DIRECTIVE: Reproduce only the lines that begin at the line with "Read out every word on this page." and run to the end of the entries; omit every picture.

--- LISTING ---

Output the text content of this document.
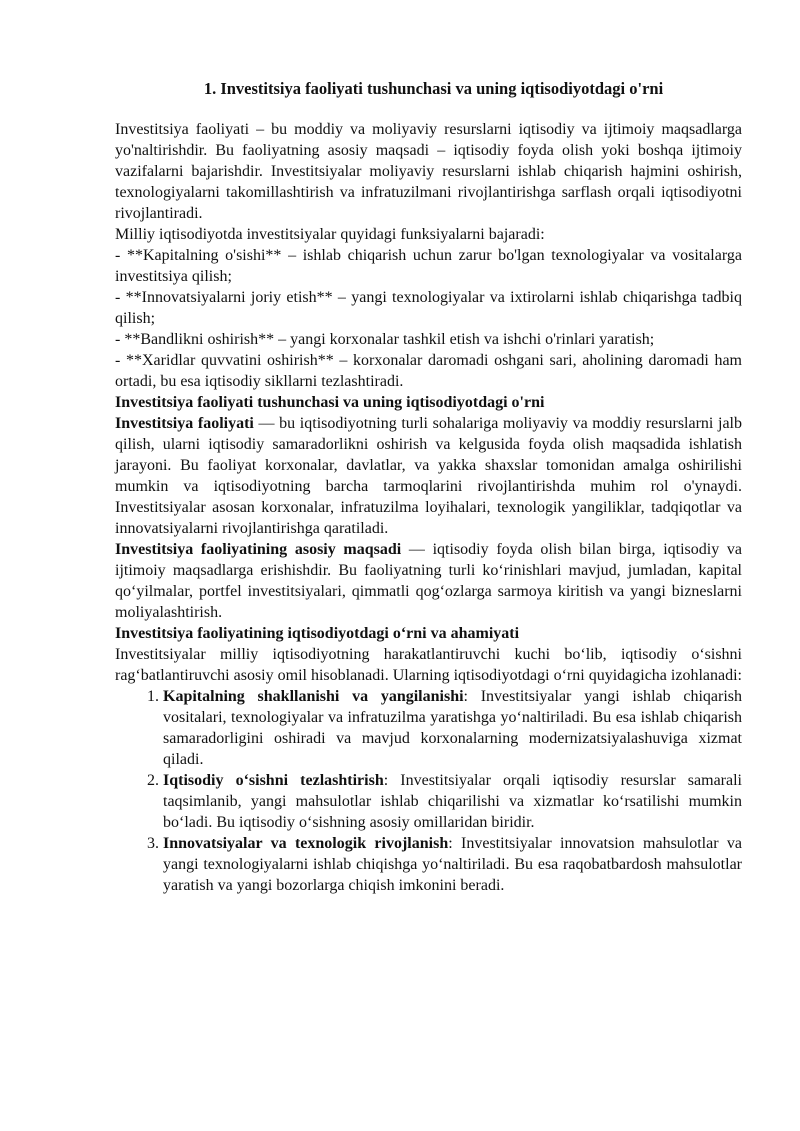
1. Investitsiya faoliyati tushunchasi va uning iqtisodiyotdagi o'rni

Investitsiya faoliyati – bu moddiy va moliyaviy resurslarni iqtisodiy va ijtimoiy maqsadlarga yo'naltirishdir. Bu faoliyatning asosiy maqsadi – iqtisodiy foyda olish yoki boshqa ijtimoiy vazifalarni bajarishdir. Investitsiyalar moliyaviy resurslarni ishlab chiqarish hajmini oshirish, texnologiyalarni takomillashtirish va infratuzilmani rivojlantirishga sarflash orqali iqtisodiyotni rivojlantiradi.

Milliy iqtisodiyotda investitsiyalar quyidagi funksiyalarni bajaradi:

- **Kapitalning o'sishi** – ishlab chiqarish uchun zarur bo'lgan texnologiyalar va vositalarga investitsiya qilish;

- **Innovatsiyalarni joriy etish** – yangi texnologiyalar va ixtirolarni ishlab chiqarishga tadbiq qilish;

- **Bandlikni oshirish** – yangi korxonalar tashkil etish va ishchi o'rinlari yaratish;

- **Xaridlar quvvatini oshirish** – korxonalar daromadi oshgani sari, aholining daromadi ham ortadi, bu esa iqtisodiy sikllarni tezlashtiradi.

Investitsiya faoliyati tushunchasi va uning iqtisodiyotdagi o'rni

Investitsiya faoliyati — bu iqtisodiyotning turli sohalariga moliyaviy va moddiy resurslarni jalb qilish, ularni iqtisodiy samaradorlikni oshirish va kelgusida foyda olish maqsadida ishlatish jarayoni. Bu faoliyat korxonalar, davlatlar, va yakka shaxslar tomonidan amalga oshirilishi mumkin va iqtisodiyotning barcha tarmoqlarini rivojlantirishda muhim rol o'ynaydi. Investitsiyalar asosan korxonalar, infratuzilma loyihalari, texnologik yangiliklar, tadqiqotlar va innovatsiyalarni rivojlantirishga qaratiladi.

Investitsiya faoliyatining asosiy maqsadi — iqtisodiy foyda olish bilan birga, iqtisodiy va ijtimoiy maqsadlarga erishishdir. Bu faoliyatning turli koʻrinishlari mavjud, jumladan, kapital qoʻyilmalar, portfel investitsiyalari, qimmatli qogʻozlarga sarmoya kiritish va yangi bizneslarni moliyalashtirish.

Investitsiya faoliyatining iqtisodiyotdagi oʻrni va ahamiyati

Investitsiyalar milliy iqtisodiyotning harakatlantiruvchi kuchi boʻlib, iqtisodiy oʻsishni ragʻbatlantiruvchi asosiy omil hisoblanadi. Ularning iqtisodiyotdagi oʻrni quyidagicha izohlanadi:

1. Kapitalning shakllanishi va yangilanishi: Investitsiyalar yangi ishlab chiqarish vositalari, texnologiyalar va infratuzilma yaratishga yoʻnaltiriladi. Bu esa ishlab chiqarish samaradorligini oshiradi va mavjud korxonalarning modernizatsiyalashuviga xizmat qiladi.
2. Iqtisodiy oʻsishni tezlashtirish: Investitsiyalar orqali iqtisodiy resurslar samarali taqsimlanib, yangi mahsulotlar ishlab chiqarilishi va xizmatlar koʻrsatilishi mumkin boʻladi. Bu iqtisodiy oʻsishning asosiy omillaridan biridir.
3. Innovatsiyalar va texnologik rivojlanish: Investitsiyalar innovatsion mahsulotlar va yangi texnologiyalarni ishlab chiqishga yoʻnaltiriladi. Bu esa raqobatbardosh mahsulotlar yaratish va yangi bozorlarga chiqish imkonini beradi.
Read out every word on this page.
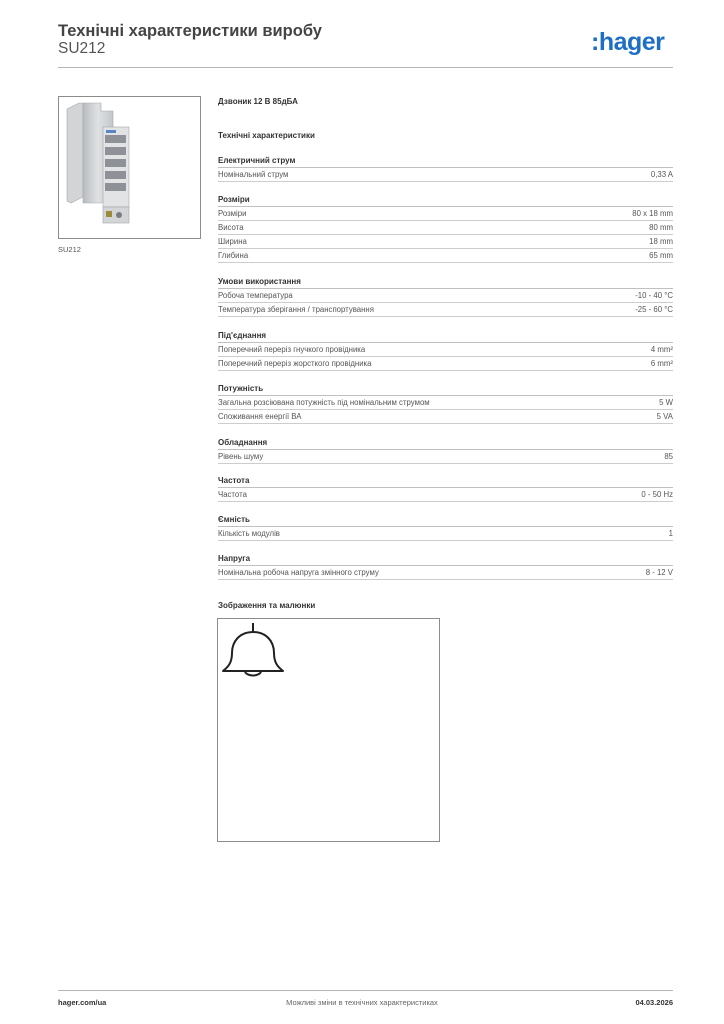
Технічні характеристики виробу
SU212	:hager
SU212
Дзвоник 12 В 85дБА
Технічні характеристики
Електричний струм
Номінальний струм	0,33 A
Розміри
Розміри	80 x 18 mm
Висота	80 mm
Ширина	18 mm
Глибина	65 mm
Умови використання
Робоча температура	-10 - 40 °C
Температура зберігання / транспортування	-25 - 60 °C
Під'єднання
Поперечний переріз гнучкого провідника	4 mm²
Поперечний переріз жорсткого провідника	6 mm²
Потужність
Загальна розсіювана потужність під номінальним струмом	5 W
Споживання енергії ВА	5 VA
Обладнання
Рівень шуму	85
Частота
Частота	0 - 50 Hz
Ємність
Кількість модулів	1
Напруга
Номінальна робоча напруга змінного струму	8 - 12 V
Зображення та малюнки
hager.com/ua	Можливі зміни в технічних характеристиках	04.03.2026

---

EXERCISE ANSWER:
Read out every word on this page.
Технічні характеристики виробу
SU212	:hager
SU212
Дзвоник 12 В 85дБА
Технічні характеристики
Електричний струм
Номінальний струм	0,33 A
Розміри
Розміри	80 x 18 mm
Висота	80 mm
Ширина	18 mm
Глибина	65 mm
Умови використання
Робоча температура	-10 - 40 °C
Температура зберігання / транспортування	-25 - 60 °C
Під'єднання
Поперечний переріз гнучкого провідника	4 mm²
Поперечний переріз жорсткого провідника	6 mm²
Потужність
Загальна розсіювана потужність під номінальним струмом	5 W
Споживання енергії ВА	5 VA
Обладнання
Рівень шуму	85
Частота
Частота	0 - 50 Hz
Ємність
Кількість модулів	1
Напруга
Номінальна робоча напруга змінного струму	8 - 12 V
Зображення та малюнки
hager.com/ua	Можливі зміни в технічних характеристиках	04.03.2026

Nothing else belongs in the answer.